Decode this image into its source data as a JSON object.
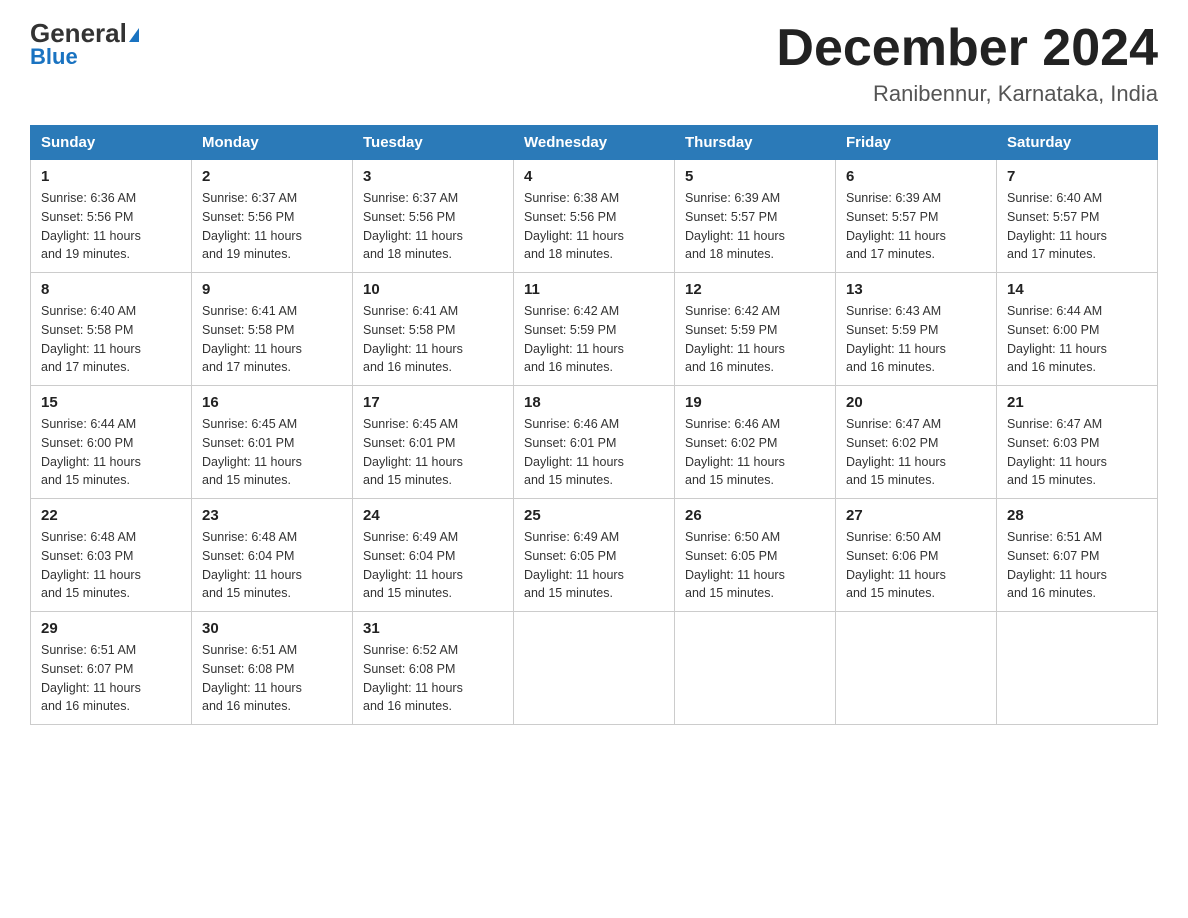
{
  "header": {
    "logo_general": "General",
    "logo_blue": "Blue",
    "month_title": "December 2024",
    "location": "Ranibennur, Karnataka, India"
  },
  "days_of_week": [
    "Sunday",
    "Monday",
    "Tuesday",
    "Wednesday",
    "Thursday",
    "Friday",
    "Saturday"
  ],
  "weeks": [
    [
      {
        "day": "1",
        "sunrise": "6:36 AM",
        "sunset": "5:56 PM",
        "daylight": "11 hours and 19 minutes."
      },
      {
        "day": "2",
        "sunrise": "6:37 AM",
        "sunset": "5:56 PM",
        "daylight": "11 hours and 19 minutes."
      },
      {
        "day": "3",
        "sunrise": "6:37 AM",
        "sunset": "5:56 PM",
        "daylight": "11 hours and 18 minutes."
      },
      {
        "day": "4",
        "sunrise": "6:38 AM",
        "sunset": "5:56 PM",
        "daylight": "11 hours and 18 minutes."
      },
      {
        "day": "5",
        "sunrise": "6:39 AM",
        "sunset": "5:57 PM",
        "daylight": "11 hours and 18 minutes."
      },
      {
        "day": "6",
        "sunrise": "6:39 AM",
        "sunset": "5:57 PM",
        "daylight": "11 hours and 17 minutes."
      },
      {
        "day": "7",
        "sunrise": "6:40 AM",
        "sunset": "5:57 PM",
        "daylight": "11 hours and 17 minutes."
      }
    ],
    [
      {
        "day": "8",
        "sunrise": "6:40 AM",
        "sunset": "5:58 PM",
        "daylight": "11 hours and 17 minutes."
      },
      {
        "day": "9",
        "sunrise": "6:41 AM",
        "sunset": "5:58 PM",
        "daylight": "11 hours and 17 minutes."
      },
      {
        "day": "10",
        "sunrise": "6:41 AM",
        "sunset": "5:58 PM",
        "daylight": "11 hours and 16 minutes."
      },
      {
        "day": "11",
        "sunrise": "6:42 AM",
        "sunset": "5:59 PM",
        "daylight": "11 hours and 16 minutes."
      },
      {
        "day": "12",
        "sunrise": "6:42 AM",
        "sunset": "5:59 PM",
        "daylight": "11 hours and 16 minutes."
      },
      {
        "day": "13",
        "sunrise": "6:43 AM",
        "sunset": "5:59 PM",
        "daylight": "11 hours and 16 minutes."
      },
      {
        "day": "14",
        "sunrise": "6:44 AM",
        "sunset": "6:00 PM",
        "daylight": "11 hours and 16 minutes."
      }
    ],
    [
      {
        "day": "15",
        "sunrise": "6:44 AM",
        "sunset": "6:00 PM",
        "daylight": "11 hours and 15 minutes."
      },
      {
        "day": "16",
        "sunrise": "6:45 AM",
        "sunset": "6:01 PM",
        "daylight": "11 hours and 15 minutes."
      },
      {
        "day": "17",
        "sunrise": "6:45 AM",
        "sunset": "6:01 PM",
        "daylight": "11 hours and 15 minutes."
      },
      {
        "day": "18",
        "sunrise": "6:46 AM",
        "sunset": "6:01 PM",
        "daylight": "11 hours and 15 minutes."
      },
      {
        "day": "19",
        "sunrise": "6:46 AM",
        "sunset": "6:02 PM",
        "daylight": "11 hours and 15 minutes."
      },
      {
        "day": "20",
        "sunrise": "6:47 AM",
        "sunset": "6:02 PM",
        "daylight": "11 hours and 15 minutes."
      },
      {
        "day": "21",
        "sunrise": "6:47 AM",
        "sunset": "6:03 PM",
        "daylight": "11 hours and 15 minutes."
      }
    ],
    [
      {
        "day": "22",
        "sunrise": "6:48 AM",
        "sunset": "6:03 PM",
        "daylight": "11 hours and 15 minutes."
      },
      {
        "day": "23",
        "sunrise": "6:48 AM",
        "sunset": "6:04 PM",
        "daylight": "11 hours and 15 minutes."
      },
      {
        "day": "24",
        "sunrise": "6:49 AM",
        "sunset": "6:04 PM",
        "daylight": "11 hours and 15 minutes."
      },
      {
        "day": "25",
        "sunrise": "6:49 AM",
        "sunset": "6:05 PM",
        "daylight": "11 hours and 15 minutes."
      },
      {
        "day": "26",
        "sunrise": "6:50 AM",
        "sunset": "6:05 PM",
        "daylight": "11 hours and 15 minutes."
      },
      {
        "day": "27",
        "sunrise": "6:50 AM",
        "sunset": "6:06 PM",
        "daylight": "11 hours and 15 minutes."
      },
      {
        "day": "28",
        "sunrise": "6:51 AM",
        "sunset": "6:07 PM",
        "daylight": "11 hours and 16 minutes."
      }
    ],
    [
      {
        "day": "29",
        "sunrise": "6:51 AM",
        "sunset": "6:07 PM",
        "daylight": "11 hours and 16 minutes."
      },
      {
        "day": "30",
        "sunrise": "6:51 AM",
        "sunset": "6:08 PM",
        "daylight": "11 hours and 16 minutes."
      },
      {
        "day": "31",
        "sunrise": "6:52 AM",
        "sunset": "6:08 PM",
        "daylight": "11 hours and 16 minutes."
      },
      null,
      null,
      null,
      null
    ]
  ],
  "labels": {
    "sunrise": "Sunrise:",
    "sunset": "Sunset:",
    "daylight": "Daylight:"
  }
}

__PROBLEM TO WORK ON__:
Copy out every line of the material above exactly, skipping the pictures.

__WRITTEN RESPONSE__:
Decode this image into its source data as a JSON object.
{
  "header": {
    "logo_general": "General",
    "logo_blue": "Blue",
    "month_title": "December 2024",
    "location": "Ranibennur, Karnataka, India"
  },
  "days_of_week": [
    "Sunday",
    "Monday",
    "Tuesday",
    "Wednesday",
    "Thursday",
    "Friday",
    "Saturday"
  ],
  "weeks": [
    [
      {
        "day": "1",
        "sunrise": "6:36 AM",
        "sunset": "5:56 PM",
        "daylight": "11 hours and 19 minutes."
      },
      {
        "day": "2",
        "sunrise": "6:37 AM",
        "sunset": "5:56 PM",
        "daylight": "11 hours and 19 minutes."
      },
      {
        "day": "3",
        "sunrise": "6:37 AM",
        "sunset": "5:56 PM",
        "daylight": "11 hours and 18 minutes."
      },
      {
        "day": "4",
        "sunrise": "6:38 AM",
        "sunset": "5:56 PM",
        "daylight": "11 hours and 18 minutes."
      },
      {
        "day": "5",
        "sunrise": "6:39 AM",
        "sunset": "5:57 PM",
        "daylight": "11 hours and 18 minutes."
      },
      {
        "day": "6",
        "sunrise": "6:39 AM",
        "sunset": "5:57 PM",
        "daylight": "11 hours and 17 minutes."
      },
      {
        "day": "7",
        "sunrise": "6:40 AM",
        "sunset": "5:57 PM",
        "daylight": "11 hours and 17 minutes."
      }
    ],
    [
      {
        "day": "8",
        "sunrise": "6:40 AM",
        "sunset": "5:58 PM",
        "daylight": "11 hours and 17 minutes."
      },
      {
        "day": "9",
        "sunrise": "6:41 AM",
        "sunset": "5:58 PM",
        "daylight": "11 hours and 17 minutes."
      },
      {
        "day": "10",
        "sunrise": "6:41 AM",
        "sunset": "5:58 PM",
        "daylight": "11 hours and 16 minutes."
      },
      {
        "day": "11",
        "sunrise": "6:42 AM",
        "sunset": "5:59 PM",
        "daylight": "11 hours and 16 minutes."
      },
      {
        "day": "12",
        "sunrise": "6:42 AM",
        "sunset": "5:59 PM",
        "daylight": "11 hours and 16 minutes."
      },
      {
        "day": "13",
        "sunrise": "6:43 AM",
        "sunset": "5:59 PM",
        "daylight": "11 hours and 16 minutes."
      },
      {
        "day": "14",
        "sunrise": "6:44 AM",
        "sunset": "6:00 PM",
        "daylight": "11 hours and 16 minutes."
      }
    ],
    [
      {
        "day": "15",
        "sunrise": "6:44 AM",
        "sunset": "6:00 PM",
        "daylight": "11 hours and 15 minutes."
      },
      {
        "day": "16",
        "sunrise": "6:45 AM",
        "sunset": "6:01 PM",
        "daylight": "11 hours and 15 minutes."
      },
      {
        "day": "17",
        "sunrise": "6:45 AM",
        "sunset": "6:01 PM",
        "daylight": "11 hours and 15 minutes."
      },
      {
        "day": "18",
        "sunrise": "6:46 AM",
        "sunset": "6:01 PM",
        "daylight": "11 hours and 15 minutes."
      },
      {
        "day": "19",
        "sunrise": "6:46 AM",
        "sunset": "6:02 PM",
        "daylight": "11 hours and 15 minutes."
      },
      {
        "day": "20",
        "sunrise": "6:47 AM",
        "sunset": "6:02 PM",
        "daylight": "11 hours and 15 minutes."
      },
      {
        "day": "21",
        "sunrise": "6:47 AM",
        "sunset": "6:03 PM",
        "daylight": "11 hours and 15 minutes."
      }
    ],
    [
      {
        "day": "22",
        "sunrise": "6:48 AM",
        "sunset": "6:03 PM",
        "daylight": "11 hours and 15 minutes."
      },
      {
        "day": "23",
        "sunrise": "6:48 AM",
        "sunset": "6:04 PM",
        "daylight": "11 hours and 15 minutes."
      },
      {
        "day": "24",
        "sunrise": "6:49 AM",
        "sunset": "6:04 PM",
        "daylight": "11 hours and 15 minutes."
      },
      {
        "day": "25",
        "sunrise": "6:49 AM",
        "sunset": "6:05 PM",
        "daylight": "11 hours and 15 minutes."
      },
      {
        "day": "26",
        "sunrise": "6:50 AM",
        "sunset": "6:05 PM",
        "daylight": "11 hours and 15 minutes."
      },
      {
        "day": "27",
        "sunrise": "6:50 AM",
        "sunset": "6:06 PM",
        "daylight": "11 hours and 15 minutes."
      },
      {
        "day": "28",
        "sunrise": "6:51 AM",
        "sunset": "6:07 PM",
        "daylight": "11 hours and 16 minutes."
      }
    ],
    [
      {
        "day": "29",
        "sunrise": "6:51 AM",
        "sunset": "6:07 PM",
        "daylight": "11 hours and 16 minutes."
      },
      {
        "day": "30",
        "sunrise": "6:51 AM",
        "sunset": "6:08 PM",
        "daylight": "11 hours and 16 minutes."
      },
      {
        "day": "31",
        "sunrise": "6:52 AM",
        "sunset": "6:08 PM",
        "daylight": "11 hours and 16 minutes."
      },
      null,
      null,
      null,
      null
    ]
  ],
  "labels": {
    "sunrise": "Sunrise:",
    "sunset": "Sunset:",
    "daylight": "Daylight:"
  }
}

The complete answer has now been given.